>>

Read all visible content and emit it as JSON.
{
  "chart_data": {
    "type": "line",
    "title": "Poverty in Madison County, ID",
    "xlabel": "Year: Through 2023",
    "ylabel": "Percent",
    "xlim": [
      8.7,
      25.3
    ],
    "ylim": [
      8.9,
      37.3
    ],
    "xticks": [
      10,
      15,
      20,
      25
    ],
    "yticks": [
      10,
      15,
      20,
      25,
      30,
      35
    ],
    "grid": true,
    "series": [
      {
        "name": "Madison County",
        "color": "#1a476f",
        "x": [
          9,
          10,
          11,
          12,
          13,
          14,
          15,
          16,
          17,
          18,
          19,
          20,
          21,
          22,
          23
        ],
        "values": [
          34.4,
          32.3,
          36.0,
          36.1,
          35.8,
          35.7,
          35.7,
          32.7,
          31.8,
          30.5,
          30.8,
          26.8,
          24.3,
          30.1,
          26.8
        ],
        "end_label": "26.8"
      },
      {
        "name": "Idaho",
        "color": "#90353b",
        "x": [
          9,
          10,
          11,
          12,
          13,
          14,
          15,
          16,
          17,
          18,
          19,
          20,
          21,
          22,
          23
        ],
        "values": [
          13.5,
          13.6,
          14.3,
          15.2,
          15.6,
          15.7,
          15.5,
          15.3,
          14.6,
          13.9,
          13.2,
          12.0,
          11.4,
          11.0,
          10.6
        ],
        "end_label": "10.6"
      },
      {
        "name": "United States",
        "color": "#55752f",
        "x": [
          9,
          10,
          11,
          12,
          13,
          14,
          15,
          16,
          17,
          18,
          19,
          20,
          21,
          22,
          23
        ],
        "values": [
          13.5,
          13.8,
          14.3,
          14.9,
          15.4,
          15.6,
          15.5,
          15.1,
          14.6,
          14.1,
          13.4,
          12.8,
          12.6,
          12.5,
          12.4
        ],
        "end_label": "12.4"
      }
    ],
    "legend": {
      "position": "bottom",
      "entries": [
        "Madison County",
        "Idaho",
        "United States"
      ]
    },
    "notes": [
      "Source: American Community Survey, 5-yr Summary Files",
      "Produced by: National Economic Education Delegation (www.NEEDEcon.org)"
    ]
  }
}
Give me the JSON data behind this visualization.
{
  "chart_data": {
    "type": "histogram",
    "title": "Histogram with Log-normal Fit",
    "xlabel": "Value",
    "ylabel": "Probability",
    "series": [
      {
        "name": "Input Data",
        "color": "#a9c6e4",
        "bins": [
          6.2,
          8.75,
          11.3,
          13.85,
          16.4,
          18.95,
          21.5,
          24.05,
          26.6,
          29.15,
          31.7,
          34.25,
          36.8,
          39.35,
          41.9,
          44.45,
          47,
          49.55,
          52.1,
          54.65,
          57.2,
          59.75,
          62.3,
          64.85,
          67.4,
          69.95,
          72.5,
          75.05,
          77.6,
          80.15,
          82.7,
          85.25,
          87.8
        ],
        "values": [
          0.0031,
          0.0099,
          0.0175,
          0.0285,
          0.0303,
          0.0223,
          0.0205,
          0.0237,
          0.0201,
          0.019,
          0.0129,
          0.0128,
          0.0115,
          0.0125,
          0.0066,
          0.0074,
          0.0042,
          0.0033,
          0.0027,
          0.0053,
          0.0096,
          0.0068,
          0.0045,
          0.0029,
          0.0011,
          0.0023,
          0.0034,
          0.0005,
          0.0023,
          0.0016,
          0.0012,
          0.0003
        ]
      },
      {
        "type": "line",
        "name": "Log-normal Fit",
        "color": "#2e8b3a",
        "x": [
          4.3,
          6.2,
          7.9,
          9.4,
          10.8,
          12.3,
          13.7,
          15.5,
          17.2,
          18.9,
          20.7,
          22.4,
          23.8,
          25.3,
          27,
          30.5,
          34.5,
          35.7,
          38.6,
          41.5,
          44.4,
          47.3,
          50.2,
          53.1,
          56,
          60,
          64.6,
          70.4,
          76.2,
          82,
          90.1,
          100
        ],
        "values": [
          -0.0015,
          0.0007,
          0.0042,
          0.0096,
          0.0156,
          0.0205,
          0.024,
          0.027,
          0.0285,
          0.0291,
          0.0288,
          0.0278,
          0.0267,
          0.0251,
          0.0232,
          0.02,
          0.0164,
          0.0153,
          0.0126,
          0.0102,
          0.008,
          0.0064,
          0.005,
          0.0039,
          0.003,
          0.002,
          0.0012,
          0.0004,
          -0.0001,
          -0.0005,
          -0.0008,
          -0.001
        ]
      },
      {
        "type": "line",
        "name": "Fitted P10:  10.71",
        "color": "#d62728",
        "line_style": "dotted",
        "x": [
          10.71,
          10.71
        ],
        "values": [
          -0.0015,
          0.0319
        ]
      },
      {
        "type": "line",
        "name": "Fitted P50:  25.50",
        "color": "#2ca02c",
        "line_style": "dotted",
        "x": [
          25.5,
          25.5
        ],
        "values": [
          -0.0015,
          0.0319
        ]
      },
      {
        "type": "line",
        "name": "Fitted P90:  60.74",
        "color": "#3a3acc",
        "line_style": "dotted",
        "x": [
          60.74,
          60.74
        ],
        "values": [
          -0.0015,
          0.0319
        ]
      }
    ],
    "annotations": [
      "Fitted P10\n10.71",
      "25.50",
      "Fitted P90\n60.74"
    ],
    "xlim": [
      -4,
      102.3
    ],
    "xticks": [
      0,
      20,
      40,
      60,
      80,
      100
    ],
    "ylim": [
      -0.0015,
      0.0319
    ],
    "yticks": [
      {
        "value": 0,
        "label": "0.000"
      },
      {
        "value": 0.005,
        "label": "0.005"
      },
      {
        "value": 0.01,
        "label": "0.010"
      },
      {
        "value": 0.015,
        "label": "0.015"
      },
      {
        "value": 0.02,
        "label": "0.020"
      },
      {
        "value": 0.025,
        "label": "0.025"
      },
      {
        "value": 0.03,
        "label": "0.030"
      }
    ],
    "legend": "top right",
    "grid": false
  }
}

<<

Find the word "xlabel" in the material, then list each line that holds it.

ANSWER FOR THIS EXERCISE:
    "xlabel": "Year: Through 2023",
    "xlabel": "Value",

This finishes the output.